Data items:
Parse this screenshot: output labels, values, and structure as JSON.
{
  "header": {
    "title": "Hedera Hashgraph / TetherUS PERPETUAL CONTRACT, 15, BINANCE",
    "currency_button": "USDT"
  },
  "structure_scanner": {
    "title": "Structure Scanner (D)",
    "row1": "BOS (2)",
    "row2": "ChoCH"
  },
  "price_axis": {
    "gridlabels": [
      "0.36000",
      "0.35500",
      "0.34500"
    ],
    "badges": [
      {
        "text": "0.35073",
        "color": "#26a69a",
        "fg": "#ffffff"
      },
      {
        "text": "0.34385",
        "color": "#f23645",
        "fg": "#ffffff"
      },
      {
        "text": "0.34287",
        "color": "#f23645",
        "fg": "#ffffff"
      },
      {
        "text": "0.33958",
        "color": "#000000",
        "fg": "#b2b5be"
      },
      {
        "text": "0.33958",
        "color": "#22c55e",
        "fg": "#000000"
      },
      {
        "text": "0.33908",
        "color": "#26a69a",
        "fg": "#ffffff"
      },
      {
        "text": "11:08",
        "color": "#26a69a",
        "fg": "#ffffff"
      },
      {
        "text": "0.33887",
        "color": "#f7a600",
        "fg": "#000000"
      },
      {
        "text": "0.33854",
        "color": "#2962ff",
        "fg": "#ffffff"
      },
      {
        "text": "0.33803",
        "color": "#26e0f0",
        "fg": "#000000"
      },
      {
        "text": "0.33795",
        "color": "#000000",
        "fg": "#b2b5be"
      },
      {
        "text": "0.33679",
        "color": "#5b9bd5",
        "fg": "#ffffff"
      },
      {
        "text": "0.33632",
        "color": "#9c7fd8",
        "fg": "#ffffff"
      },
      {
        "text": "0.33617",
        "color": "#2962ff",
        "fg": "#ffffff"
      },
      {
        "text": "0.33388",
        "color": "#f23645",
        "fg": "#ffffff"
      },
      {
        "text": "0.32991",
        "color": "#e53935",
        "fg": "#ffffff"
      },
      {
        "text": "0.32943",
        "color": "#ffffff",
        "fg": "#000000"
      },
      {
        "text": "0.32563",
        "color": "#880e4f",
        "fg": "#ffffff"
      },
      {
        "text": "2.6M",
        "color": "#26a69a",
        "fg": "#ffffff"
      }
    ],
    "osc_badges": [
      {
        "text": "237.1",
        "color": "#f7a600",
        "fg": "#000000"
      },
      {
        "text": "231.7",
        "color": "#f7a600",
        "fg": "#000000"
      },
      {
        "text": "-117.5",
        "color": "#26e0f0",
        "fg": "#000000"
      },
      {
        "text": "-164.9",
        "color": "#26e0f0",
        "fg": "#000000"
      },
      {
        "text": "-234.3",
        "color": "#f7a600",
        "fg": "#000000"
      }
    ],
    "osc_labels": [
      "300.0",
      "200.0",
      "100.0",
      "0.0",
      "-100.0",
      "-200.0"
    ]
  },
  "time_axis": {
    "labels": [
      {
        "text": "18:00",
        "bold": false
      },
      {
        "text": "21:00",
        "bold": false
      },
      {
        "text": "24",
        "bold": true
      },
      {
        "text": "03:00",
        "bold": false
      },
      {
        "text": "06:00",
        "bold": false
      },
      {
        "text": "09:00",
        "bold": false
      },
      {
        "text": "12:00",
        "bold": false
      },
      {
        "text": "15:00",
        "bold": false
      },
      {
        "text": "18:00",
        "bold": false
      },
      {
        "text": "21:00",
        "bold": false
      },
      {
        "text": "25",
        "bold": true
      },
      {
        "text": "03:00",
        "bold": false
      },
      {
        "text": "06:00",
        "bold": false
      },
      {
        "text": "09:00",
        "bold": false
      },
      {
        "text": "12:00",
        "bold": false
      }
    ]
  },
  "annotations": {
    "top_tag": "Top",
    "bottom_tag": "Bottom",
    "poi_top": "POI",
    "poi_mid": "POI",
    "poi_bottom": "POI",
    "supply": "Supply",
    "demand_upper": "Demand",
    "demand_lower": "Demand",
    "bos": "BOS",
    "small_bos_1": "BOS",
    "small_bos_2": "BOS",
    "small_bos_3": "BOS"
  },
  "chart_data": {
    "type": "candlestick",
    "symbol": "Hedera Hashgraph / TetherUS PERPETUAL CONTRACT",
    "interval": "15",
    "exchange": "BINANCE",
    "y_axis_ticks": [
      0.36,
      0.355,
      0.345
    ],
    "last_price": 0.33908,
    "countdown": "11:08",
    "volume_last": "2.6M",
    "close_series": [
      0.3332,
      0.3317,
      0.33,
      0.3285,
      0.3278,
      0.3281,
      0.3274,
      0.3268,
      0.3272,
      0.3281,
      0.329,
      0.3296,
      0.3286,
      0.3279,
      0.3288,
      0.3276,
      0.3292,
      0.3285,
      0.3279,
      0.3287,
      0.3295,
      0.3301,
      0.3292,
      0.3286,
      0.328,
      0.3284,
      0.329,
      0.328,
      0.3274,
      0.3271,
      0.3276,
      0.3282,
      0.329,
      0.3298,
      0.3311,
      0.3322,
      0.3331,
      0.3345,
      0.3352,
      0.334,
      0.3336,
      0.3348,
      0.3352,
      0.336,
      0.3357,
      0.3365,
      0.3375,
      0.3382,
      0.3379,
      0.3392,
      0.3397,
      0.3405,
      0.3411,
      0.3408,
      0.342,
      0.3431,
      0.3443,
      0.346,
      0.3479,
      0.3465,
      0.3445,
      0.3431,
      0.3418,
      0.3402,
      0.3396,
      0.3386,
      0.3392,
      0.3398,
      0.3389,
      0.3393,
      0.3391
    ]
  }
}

--

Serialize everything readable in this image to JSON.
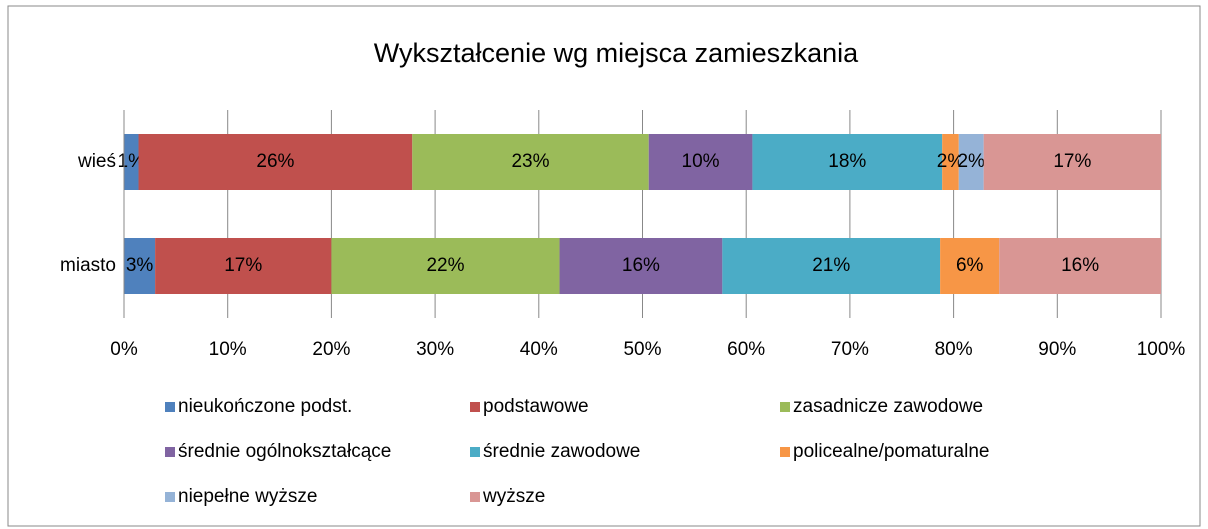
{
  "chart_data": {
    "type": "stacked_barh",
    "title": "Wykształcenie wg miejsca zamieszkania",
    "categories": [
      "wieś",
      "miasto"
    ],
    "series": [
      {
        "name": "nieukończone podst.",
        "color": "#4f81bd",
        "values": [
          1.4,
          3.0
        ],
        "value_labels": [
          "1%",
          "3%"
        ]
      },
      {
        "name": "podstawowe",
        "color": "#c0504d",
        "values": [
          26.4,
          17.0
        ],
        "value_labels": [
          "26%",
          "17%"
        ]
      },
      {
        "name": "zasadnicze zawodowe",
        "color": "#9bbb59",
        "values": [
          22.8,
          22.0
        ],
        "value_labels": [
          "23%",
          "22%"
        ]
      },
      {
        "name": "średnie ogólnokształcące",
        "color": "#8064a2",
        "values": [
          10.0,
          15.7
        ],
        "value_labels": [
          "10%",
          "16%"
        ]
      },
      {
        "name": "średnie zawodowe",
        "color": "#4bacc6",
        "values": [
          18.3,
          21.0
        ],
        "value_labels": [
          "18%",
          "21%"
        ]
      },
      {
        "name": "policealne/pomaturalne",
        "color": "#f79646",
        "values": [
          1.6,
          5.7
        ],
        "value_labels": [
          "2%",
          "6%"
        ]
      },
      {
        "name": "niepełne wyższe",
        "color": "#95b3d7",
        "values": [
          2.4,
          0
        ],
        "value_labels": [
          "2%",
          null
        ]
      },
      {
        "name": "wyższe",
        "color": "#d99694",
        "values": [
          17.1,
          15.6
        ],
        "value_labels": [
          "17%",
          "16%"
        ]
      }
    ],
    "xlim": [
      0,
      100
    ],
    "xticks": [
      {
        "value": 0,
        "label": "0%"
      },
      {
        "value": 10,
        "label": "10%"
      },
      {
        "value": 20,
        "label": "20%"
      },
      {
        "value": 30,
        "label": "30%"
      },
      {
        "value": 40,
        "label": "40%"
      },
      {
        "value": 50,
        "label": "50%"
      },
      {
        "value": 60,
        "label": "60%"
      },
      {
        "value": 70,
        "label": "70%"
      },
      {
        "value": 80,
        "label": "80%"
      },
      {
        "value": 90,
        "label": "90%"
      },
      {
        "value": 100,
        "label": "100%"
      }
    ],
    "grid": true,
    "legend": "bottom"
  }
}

> **Objective**:
Find every line in the records that has the string "Hashgraph", then state how many there are and nothing else.

> **Right answer**:
2